** The exercise **
Gather all lines from the material that contain the word "solar".

** Data for processing **
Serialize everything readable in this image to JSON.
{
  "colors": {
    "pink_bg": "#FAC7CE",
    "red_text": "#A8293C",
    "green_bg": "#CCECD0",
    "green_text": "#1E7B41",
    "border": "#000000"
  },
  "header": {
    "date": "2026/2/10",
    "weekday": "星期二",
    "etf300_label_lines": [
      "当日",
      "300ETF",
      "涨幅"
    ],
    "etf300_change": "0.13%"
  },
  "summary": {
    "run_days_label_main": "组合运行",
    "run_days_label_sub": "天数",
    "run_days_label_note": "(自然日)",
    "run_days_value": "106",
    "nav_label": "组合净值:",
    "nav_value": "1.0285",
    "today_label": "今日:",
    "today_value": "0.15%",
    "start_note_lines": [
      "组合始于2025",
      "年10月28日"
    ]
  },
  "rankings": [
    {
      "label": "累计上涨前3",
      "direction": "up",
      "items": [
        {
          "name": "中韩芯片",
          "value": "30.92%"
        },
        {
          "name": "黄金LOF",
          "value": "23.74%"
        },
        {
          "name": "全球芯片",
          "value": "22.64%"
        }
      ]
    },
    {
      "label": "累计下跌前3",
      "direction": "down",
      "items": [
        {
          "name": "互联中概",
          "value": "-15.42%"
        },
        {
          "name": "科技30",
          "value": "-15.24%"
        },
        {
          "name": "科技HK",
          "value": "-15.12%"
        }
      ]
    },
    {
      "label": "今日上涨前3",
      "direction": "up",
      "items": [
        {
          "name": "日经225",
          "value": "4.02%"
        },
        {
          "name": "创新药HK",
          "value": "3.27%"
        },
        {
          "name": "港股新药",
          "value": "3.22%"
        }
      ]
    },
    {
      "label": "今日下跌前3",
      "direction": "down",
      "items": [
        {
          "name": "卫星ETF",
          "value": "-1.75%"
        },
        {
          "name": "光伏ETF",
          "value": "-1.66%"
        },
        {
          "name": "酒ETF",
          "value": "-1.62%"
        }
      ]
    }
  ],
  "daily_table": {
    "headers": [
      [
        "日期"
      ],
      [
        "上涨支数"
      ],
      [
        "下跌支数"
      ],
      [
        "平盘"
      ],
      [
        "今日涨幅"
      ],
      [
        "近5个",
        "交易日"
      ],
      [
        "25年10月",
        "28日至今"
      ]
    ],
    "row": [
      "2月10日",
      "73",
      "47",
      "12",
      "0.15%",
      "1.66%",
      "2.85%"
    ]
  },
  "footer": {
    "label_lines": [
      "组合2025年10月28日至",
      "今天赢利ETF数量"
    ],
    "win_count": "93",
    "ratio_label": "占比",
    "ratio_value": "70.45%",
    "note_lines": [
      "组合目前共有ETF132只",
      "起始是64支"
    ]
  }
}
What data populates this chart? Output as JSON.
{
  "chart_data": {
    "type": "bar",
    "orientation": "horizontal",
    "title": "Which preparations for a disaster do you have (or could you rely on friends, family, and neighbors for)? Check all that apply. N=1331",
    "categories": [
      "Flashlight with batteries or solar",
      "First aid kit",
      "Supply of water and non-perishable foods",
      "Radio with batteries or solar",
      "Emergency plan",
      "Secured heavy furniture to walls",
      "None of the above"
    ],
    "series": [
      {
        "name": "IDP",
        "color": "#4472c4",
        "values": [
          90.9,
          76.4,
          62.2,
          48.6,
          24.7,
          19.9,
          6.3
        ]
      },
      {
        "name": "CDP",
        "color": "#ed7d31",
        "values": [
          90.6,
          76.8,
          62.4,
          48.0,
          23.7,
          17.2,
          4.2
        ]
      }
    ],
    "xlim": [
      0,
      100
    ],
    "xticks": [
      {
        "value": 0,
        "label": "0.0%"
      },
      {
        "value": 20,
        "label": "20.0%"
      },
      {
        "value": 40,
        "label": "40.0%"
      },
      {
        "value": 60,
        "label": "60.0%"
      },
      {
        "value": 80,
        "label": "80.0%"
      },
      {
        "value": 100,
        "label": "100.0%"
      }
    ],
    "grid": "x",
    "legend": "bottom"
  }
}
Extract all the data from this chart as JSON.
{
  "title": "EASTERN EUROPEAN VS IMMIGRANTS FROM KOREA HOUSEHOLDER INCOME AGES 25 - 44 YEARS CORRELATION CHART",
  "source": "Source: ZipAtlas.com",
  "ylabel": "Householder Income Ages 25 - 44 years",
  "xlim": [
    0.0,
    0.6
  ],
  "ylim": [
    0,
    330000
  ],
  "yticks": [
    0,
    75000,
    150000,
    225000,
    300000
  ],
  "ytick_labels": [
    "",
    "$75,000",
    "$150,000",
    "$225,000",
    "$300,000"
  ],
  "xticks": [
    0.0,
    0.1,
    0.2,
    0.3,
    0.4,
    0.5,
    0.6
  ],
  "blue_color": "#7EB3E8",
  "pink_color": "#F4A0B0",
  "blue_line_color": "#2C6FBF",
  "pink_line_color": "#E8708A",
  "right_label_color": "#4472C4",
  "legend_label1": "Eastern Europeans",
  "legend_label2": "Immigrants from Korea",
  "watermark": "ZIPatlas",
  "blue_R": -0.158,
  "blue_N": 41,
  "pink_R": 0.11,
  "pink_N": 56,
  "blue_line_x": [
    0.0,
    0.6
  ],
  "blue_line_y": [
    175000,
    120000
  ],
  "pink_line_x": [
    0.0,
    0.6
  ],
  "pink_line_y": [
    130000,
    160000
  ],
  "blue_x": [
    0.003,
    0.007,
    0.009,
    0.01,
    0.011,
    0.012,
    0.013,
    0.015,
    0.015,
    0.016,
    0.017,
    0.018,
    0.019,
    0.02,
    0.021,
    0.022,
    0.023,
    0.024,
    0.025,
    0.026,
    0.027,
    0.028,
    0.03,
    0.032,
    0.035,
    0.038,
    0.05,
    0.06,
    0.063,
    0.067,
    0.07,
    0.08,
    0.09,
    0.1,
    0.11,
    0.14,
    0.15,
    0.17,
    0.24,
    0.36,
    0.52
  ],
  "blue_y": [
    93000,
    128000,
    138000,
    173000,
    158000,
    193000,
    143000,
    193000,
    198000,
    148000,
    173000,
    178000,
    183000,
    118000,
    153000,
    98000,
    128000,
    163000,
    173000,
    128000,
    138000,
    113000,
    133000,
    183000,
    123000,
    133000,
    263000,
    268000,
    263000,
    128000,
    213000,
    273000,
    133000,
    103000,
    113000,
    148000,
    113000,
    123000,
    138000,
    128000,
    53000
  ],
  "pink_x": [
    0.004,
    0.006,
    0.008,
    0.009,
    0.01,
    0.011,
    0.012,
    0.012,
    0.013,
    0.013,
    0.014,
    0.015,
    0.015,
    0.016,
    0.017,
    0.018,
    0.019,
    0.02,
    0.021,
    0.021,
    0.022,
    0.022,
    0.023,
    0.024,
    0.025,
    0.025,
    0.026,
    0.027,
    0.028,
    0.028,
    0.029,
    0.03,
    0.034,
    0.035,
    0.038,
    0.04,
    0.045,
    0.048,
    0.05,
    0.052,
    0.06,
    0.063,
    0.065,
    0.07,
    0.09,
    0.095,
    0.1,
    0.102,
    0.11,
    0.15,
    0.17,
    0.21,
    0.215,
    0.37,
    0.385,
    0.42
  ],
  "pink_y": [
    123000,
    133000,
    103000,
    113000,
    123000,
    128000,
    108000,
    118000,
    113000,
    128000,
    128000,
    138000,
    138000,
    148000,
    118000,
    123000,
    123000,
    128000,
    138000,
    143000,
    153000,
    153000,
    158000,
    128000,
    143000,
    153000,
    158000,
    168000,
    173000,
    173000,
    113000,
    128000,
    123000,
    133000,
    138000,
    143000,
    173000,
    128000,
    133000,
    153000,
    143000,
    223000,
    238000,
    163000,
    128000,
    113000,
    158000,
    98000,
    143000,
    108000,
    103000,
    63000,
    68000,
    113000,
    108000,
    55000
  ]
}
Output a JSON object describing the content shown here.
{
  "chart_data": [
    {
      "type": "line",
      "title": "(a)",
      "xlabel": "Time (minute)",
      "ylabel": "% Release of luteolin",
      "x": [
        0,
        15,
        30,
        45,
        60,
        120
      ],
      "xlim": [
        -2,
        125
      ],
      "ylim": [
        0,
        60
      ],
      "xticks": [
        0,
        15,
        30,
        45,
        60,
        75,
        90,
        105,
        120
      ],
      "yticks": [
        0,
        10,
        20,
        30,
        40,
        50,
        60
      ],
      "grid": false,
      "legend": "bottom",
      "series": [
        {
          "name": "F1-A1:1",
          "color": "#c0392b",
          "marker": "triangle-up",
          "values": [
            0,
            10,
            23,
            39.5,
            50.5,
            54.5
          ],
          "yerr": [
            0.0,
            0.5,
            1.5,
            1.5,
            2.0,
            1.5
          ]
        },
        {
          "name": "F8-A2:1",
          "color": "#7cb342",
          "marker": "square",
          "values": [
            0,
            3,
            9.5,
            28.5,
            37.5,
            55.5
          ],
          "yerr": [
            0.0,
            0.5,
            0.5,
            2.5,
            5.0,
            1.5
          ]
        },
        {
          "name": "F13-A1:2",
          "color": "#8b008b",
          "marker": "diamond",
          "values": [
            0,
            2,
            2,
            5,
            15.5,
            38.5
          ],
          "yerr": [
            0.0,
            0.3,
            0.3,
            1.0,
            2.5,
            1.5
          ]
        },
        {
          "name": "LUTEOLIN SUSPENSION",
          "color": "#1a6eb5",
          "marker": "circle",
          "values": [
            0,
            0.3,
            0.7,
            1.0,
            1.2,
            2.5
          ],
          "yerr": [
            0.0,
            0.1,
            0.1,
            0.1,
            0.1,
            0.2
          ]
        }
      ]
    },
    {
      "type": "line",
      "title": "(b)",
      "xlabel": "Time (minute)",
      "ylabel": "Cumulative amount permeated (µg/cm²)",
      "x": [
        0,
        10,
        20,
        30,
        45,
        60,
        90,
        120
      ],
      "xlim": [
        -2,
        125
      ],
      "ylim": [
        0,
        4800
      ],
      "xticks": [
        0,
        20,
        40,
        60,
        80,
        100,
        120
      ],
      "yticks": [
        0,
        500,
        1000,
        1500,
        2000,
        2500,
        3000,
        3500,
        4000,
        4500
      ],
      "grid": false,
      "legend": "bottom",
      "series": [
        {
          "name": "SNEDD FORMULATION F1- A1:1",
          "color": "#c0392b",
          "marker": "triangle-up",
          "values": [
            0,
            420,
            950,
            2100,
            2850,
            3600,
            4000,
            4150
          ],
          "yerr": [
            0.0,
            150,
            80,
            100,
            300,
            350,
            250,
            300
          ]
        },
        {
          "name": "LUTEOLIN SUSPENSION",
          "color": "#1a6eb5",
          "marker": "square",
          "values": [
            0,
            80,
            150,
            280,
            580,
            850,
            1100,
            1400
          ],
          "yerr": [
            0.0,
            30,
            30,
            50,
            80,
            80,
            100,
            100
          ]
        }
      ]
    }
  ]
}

** Response to the task **
      "Flashlight with batteries or solar",
      "Radio with batteries or solar",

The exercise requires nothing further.